§ MATERIALS PROVIDED
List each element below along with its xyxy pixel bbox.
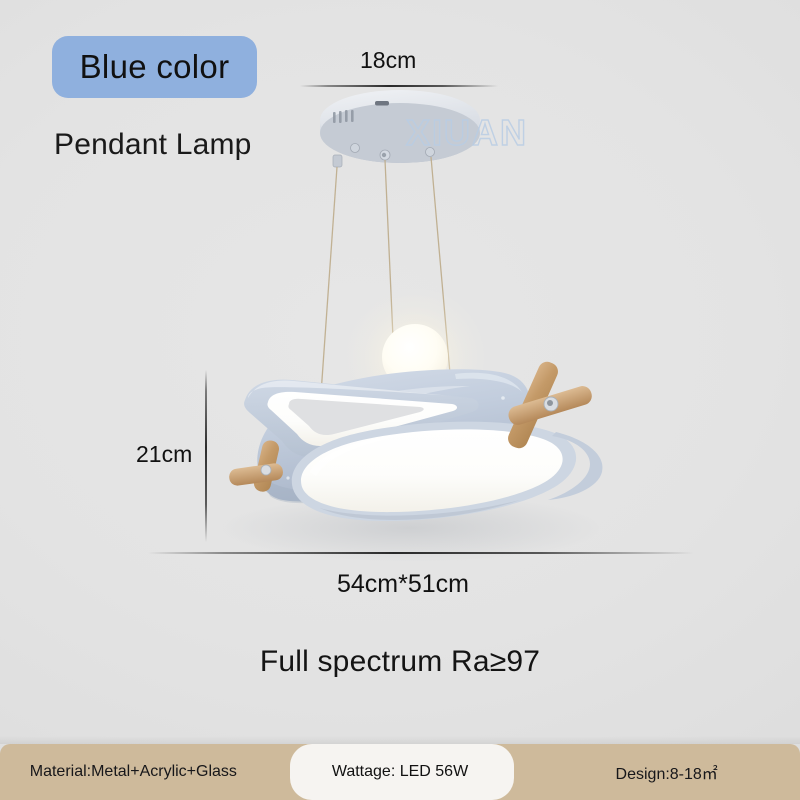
lamp-illustration [0, 0, 800, 800]
spectrum-label: Full spectrum Ra≥97 [0, 645, 800, 679]
spec-wattage: Wattage: LED 56W [267, 763, 534, 781]
globe-bulb [382, 324, 448, 390]
spec-design-area: Design:8-18㎡ [533, 760, 800, 784]
spec-bar: Material:Metal+Acrylic+Glass Wattage: LE… [0, 744, 800, 800]
lower-wing-led [292, 422, 603, 521]
bottom-bar-shadow [0, 736, 800, 744]
dimension-line-height [205, 370, 207, 542]
product-info-page: Blue color Pendant Lamp [0, 0, 800, 800]
spec-material: Material:Metal+Acrylic+Glass [0, 763, 267, 781]
dimension-label-body-size: 54cm*51cm [337, 570, 469, 599]
dimension-label-canopy-width: 18cm [360, 47, 416, 74]
wooden-tail-left [228, 439, 284, 493]
upper-wing-led [244, 380, 479, 458]
dimension-line-body-size [148, 552, 694, 554]
product-type-label: Pendant Lamp [54, 128, 252, 162]
suspension-wires [320, 157, 452, 408]
color-badge-label: Blue color [52, 36, 257, 98]
wooden-propeller [505, 359, 594, 451]
airplane-fuselage [257, 369, 529, 503]
dimension-line-canopy-width [300, 85, 498, 87]
brand-watermark: XIUAN [406, 112, 528, 154]
dimension-label-height: 21cm [136, 441, 192, 468]
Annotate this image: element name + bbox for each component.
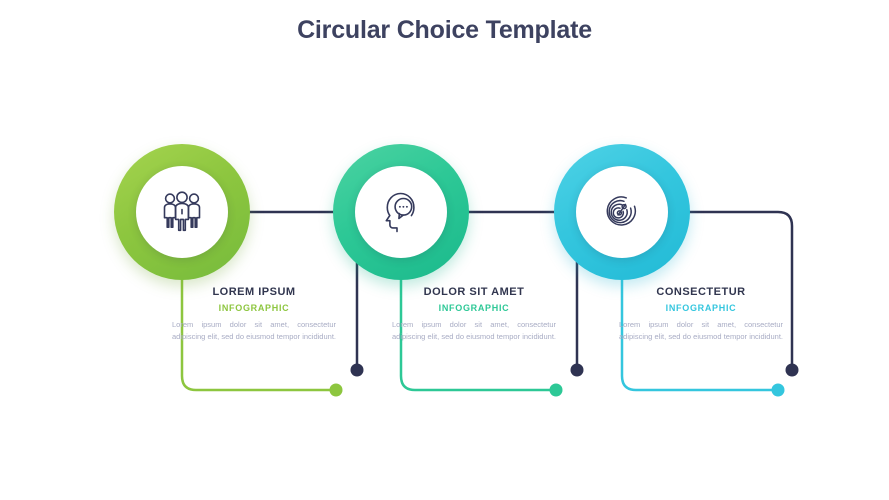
step-title-3: CONSECTETUR [613, 286, 789, 298]
connector-endpoint-dot-teal [550, 384, 563, 397]
percent-chart-icon [594, 184, 650, 240]
step-circle-3[interactable] [554, 144, 690, 280]
step-circle-2[interactable] [333, 144, 469, 280]
connector-endpoint-dot-dark-2 [571, 364, 584, 377]
people-group-icon [154, 184, 210, 240]
step-title-1: LOREM IPSUM [166, 286, 342, 298]
connector-endpoint-dot-cyan [772, 384, 785, 397]
step-icon-container-3 [576, 166, 668, 258]
step-body-3: Lorem ipsum dolor sit amet, consectetur … [613, 319, 789, 356]
connector-endpoint-dot-green [330, 384, 343, 397]
connector-endpoint-dot-dark-1 [351, 364, 364, 377]
step-body-2: Lorem ipsum dolor sit amet, consectetur … [386, 319, 562, 356]
step-textblock-2: DOLOR SIT AMET INFOGRAPHIC Lorem ipsum d… [386, 286, 562, 356]
step-title-2: DOLOR SIT AMET [386, 286, 562, 298]
step-subtitle-2: INFOGRAPHIC [386, 303, 562, 313]
step-circle-1[interactable] [114, 144, 250, 280]
step-icon-container-2 [355, 166, 447, 258]
step-textblock-1: LOREM IPSUM INFOGRAPHIC Lorem ipsum dolo… [166, 286, 342, 356]
step-subtitle-1: INFOGRAPHIC [166, 303, 342, 313]
head-speech-bubble-icon [373, 184, 429, 240]
step-body-1: Lorem ipsum dolor sit amet, consectetur … [166, 319, 342, 356]
connector-endpoint-dot-dark-3 [786, 364, 799, 377]
infographic-stage: Circular Choice Template [0, 0, 889, 500]
step-subtitle-3: INFOGRAPHIC [613, 303, 789, 313]
step-textblock-3: CONSECTETUR INFOGRAPHIC Lorem ipsum dolo… [613, 286, 789, 356]
step-icon-container-1 [136, 166, 228, 258]
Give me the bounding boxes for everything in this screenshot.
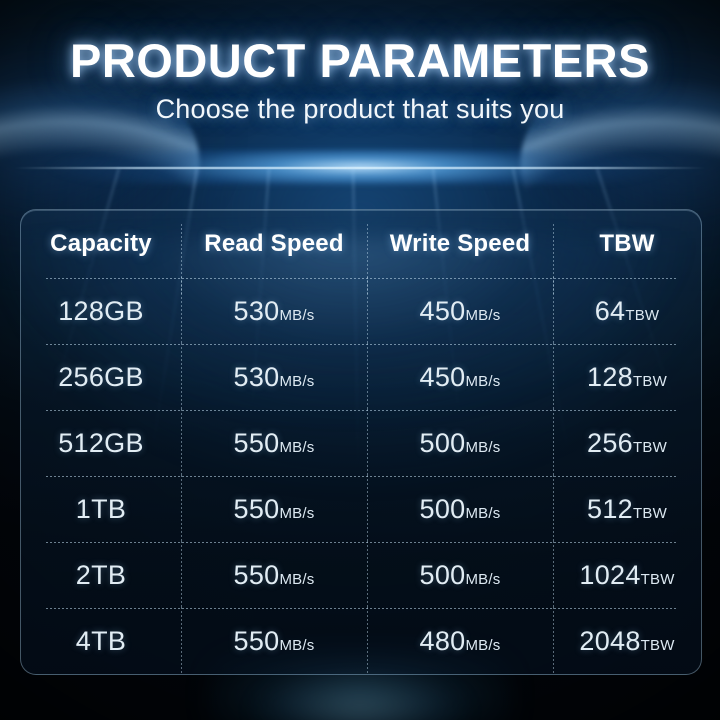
table-row: 4TB 550MB/s 480MB/s 2048TBW xyxy=(21,608,701,674)
cell-capacity: 4TB xyxy=(21,626,181,657)
capacity-value: 2TB xyxy=(76,560,126,590)
write-speed-unit: MB/s xyxy=(465,307,500,324)
tbw-unit: TBW xyxy=(633,439,667,456)
column-header-label: Write Speed xyxy=(390,230,530,257)
bottom-glow-inner xyxy=(255,680,465,720)
cell-capacity: 2TB xyxy=(21,560,181,591)
tbw-value: 64 xyxy=(595,296,626,326)
tbw-value: 512 xyxy=(587,494,633,524)
cell-write-speed: 480MB/s xyxy=(367,626,553,657)
tbw-unit: TBW xyxy=(641,571,675,588)
capacity-value: 4TB xyxy=(76,626,126,656)
read-speed-unit: MB/s xyxy=(279,373,314,390)
read-speed-value: 550 xyxy=(234,494,280,524)
parameters-panel: Capacity Read Speed Write Speed TBW 128G… xyxy=(20,209,702,675)
table-row: 256GB 530MB/s 450MB/s 128TBW xyxy=(21,344,701,410)
write-speed-value: 480 xyxy=(420,626,466,656)
cell-read-speed: 550MB/s xyxy=(181,494,367,525)
page-subtitle: Choose the product that suits you xyxy=(0,94,720,125)
table-row: 1TB 550MB/s 500MB/s 512TBW xyxy=(21,476,701,542)
tbw-unit: TBW xyxy=(625,307,659,324)
tbw-unit: TBW xyxy=(633,505,667,522)
capacity-value: 1TB xyxy=(76,494,126,524)
capacity-value: 128GB xyxy=(58,296,144,326)
table-row: 512GB 550MB/s 500MB/s 256TBW xyxy=(21,410,701,476)
cell-write-speed: 500MB/s xyxy=(367,494,553,525)
read-speed-unit: MB/s xyxy=(279,637,314,654)
cell-tbw: 512TBW xyxy=(553,494,701,525)
write-speed-unit: MB/s xyxy=(465,505,500,522)
read-speed-unit: MB/s xyxy=(279,307,314,324)
cell-capacity: 128GB xyxy=(21,296,181,327)
tbw-unit: TBW xyxy=(633,373,667,390)
read-speed-unit: MB/s xyxy=(279,505,314,522)
table-row: 2TB 550MB/s 500MB/s 1024TBW xyxy=(21,542,701,608)
write-speed-value: 500 xyxy=(420,494,466,524)
product-parameters-banner: PRODUCT PARAMETERS Choose the product th… xyxy=(0,0,720,720)
cell-write-speed: 450MB/s xyxy=(367,296,553,327)
cell-write-speed: 450MB/s xyxy=(367,362,553,393)
write-speed-unit: MB/s xyxy=(465,571,500,588)
read-speed-value: 530 xyxy=(234,362,280,392)
column-header-capacity: Capacity xyxy=(21,230,181,258)
write-speed-unit: MB/s xyxy=(465,637,500,654)
read-speed-value: 530 xyxy=(234,296,280,326)
capacity-value: 256GB xyxy=(58,362,144,392)
cell-tbw: 256TBW xyxy=(553,428,701,459)
column-header-read-speed: Read Speed xyxy=(181,230,367,258)
cell-tbw: 1024TBW xyxy=(553,560,701,591)
cell-write-speed: 500MB/s xyxy=(367,560,553,591)
write-speed-value: 450 xyxy=(420,362,466,392)
read-speed-unit: MB/s xyxy=(279,439,314,456)
write-speed-value: 450 xyxy=(420,296,466,326)
tbw-value: 128 xyxy=(587,362,633,392)
cell-tbw: 2048TBW xyxy=(553,626,701,657)
heading-block: PRODUCT PARAMETERS Choose the product th… xyxy=(0,36,720,125)
cell-write-speed: 500MB/s xyxy=(367,428,553,459)
table-header-row: Capacity Read Speed Write Speed TBW xyxy=(21,210,701,278)
write-speed-value: 500 xyxy=(420,428,466,458)
write-speed-unit: MB/s xyxy=(465,373,500,390)
cell-read-speed: 550MB/s xyxy=(181,428,367,459)
column-header-label: Capacity xyxy=(50,230,152,257)
write-speed-unit: MB/s xyxy=(465,439,500,456)
read-speed-value: 550 xyxy=(234,560,280,590)
cell-tbw: 64TBW xyxy=(553,296,701,327)
tbw-value: 256 xyxy=(587,428,633,458)
cell-tbw: 128TBW xyxy=(553,362,701,393)
tbw-unit: TBW xyxy=(641,637,675,654)
read-speed-unit: MB/s xyxy=(279,571,314,588)
read-speed-value: 550 xyxy=(234,428,280,458)
cell-read-speed: 550MB/s xyxy=(181,626,367,657)
tbw-value: 2048 xyxy=(579,626,640,656)
page-title: PRODUCT PARAMETERS xyxy=(0,36,720,85)
parameters-table: Capacity Read Speed Write Speed TBW 128G… xyxy=(21,210,701,674)
cell-capacity: 512GB xyxy=(21,428,181,459)
table-row: 128GB 530MB/s 450MB/s 64TBW xyxy=(21,278,701,344)
cell-read-speed: 530MB/s xyxy=(181,362,367,393)
cell-read-speed: 530MB/s xyxy=(181,296,367,327)
read-speed-value: 550 xyxy=(234,626,280,656)
capacity-value: 512GB xyxy=(58,428,144,458)
write-speed-value: 500 xyxy=(420,560,466,590)
column-header-write-speed: Write Speed xyxy=(367,230,553,258)
tbw-value: 1024 xyxy=(579,560,640,590)
column-header-tbw: TBW xyxy=(553,230,701,258)
cell-read-speed: 550MB/s xyxy=(181,560,367,591)
cell-capacity: 256GB xyxy=(21,362,181,393)
cell-capacity: 1TB xyxy=(21,494,181,525)
column-header-label: Read Speed xyxy=(204,230,343,257)
column-header-label: TBW xyxy=(599,230,654,257)
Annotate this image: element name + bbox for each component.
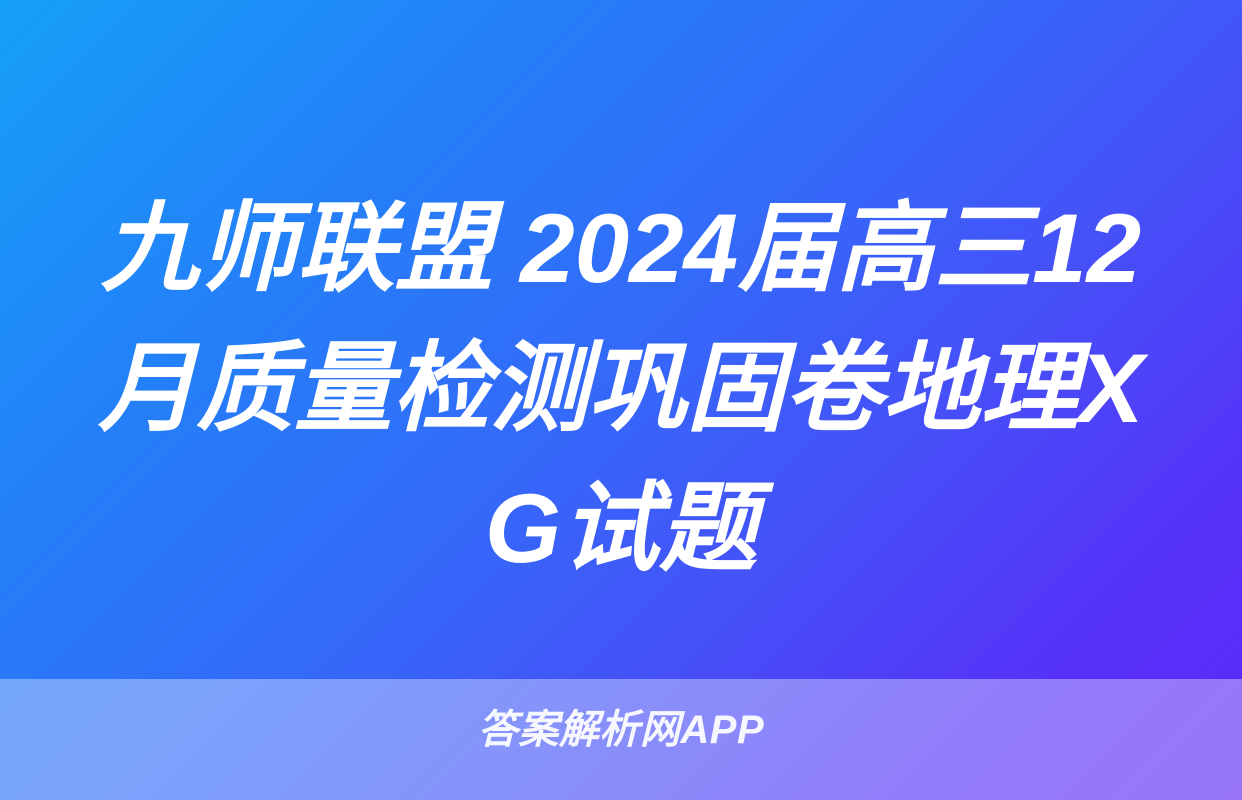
watermark-brand: 答案解析网APP <box>0 706 1242 754</box>
poster-canvas: 九师联盟 2024届高三12月质量检测巩固卷地理XG试题 答案解析网APP <box>0 0 1242 800</box>
page-title: 九师联盟 2024届高三12月质量检测巩固卷地理XG试题 <box>80 178 1162 598</box>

§ WORK REQUIRED
Reproduce the lines of the records verbatim, beginning at the line containing "step-title-3: CONSECTETUR [613, 286, 789, 298]" and stopping after the line containing "step-subtitle-1: INFOGRAPHIC [166, 303, 342, 313]".

§ ANSWER TO THIS EXERCISE
step-title-3: CONSECTETUR [613, 286, 789, 298]
connector-endpoint-dot-teal [550, 384, 563, 397]
percent-chart-icon [594, 184, 650, 240]
step-circle-3[interactable] [554, 144, 690, 280]
step-circle-2[interactable] [333, 144, 469, 280]
connector-endpoint-dot-dark-2 [571, 364, 584, 377]
people-group-icon [154, 184, 210, 240]
step-title-1: LOREM IPSUM [166, 286, 342, 298]
connector-endpoint-dot-cyan [772, 384, 785, 397]
step-icon-container-3 [576, 166, 668, 258]
step-body-3: Lorem ipsum dolor sit amet, consectetur … [613, 319, 789, 356]
connector-endpoint-dot-green [330, 384, 343, 397]
connector-endpoint-dot-dark-1 [351, 364, 364, 377]
step-body-2: Lorem ipsum dolor sit amet, consectetur … [386, 319, 562, 356]
step-textblock-2: DOLOR SIT AMET INFOGRAPHIC Lorem ipsum d… [386, 286, 562, 356]
step-title-2: DOLOR SIT AMET [386, 286, 562, 298]
step-subtitle-2: INFOGRAPHIC [386, 303, 562, 313]
step-circle-1[interactable] [114, 144, 250, 280]
step-icon-container-2 [355, 166, 447, 258]
step-textblock-1: LOREM IPSUM INFOGRAPHIC Lorem ipsum dolo… [166, 286, 342, 356]
step-subtitle-1: INFOGRAPHIC [166, 303, 342, 313]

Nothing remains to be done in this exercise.